PROBLEM STATEMENT -
Copy the records below exactly, leaving out any pictures.

══ RAW DATA ══

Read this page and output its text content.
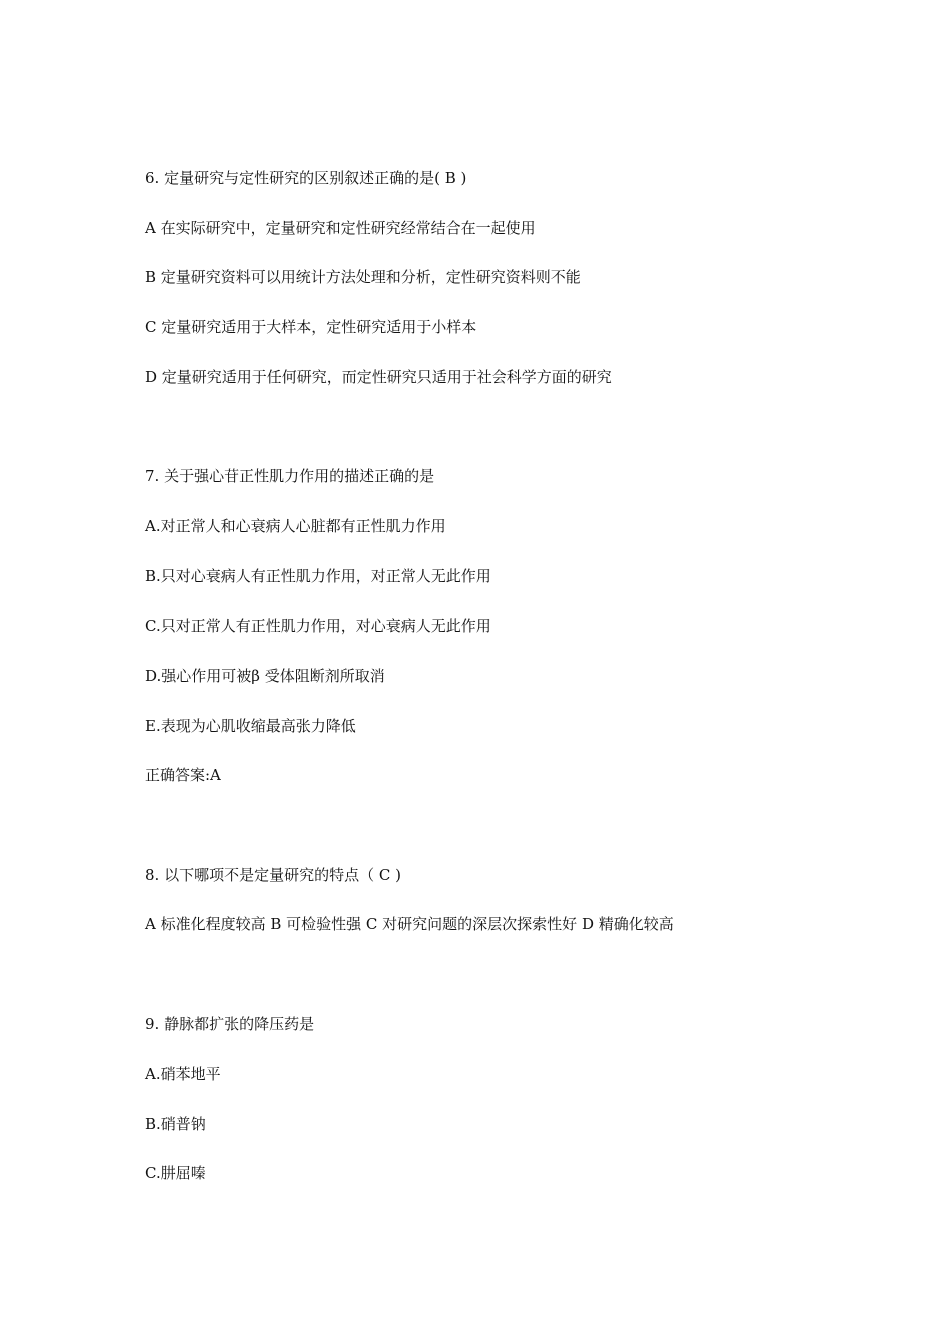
6. 定量研究与定性研究的区别叙述正确的是( B )
A 在实际研究中，定量研究和定性研究经常结合在一起使用
B 定量研究资料可以用统计方法处理和分析，定性研究资料则不能
C 定量研究适用于大样本，定性研究适用于小样本
D 定量研究适用于任何研究，而定性研究只适用于社会科学方面的研究
7. 关于强心苷正性肌力作用的描述正确的是
A.对正常人和心衰病人心脏都有正性肌力作用
B.只对心衰病人有正性肌力作用，对正常人无此作用
C.只对正常人有正性肌力作用，对心衰病人无此作用
D.强心作用可被β 受体阻断剂所取消
E.表现为心肌收缩最高张力降低
正确答案:A
8. 以下哪项不是定量研究的特点（ C )
A 标准化程度较高 B 可检验性强 C 对研究问题的深层次探索性好 D 精确化较高
9. 静脉都扩张的降压药是
A.硝苯地平
B.硝普钠
C.肼屈嗪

═══

RESULT -
Read this page and output its text content.
6. 定量研究与定性研究的区别叙述正确的是( B )
A 在实际研究中，定量研究和定性研究经常结合在一起使用
B 定量研究资料可以用统计方法处理和分析，定性研究资料则不能
C 定量研究适用于大样本，定性研究适用于小样本
D 定量研究适用于任何研究，而定性研究只适用于社会科学方面的研究
7. 关于强心苷正性肌力作用的描述正确的是
A.对正常人和心衰病人心脏都有正性肌力作用
B.只对心衰病人有正性肌力作用，对正常人无此作用
C.只对正常人有正性肌力作用，对心衰病人无此作用
D.强心作用可被β 受体阻断剂所取消
E.表现为心肌收缩最高张力降低
正确答案:A
8. 以下哪项不是定量研究的特点（ C )
A 标准化程度较高 B 可检验性强 C 对研究问题的深层次探索性好 D 精确化较高
9. 静脉都扩张的降压药是
A.硝苯地平
B.硝普钠
C.肼屈嗪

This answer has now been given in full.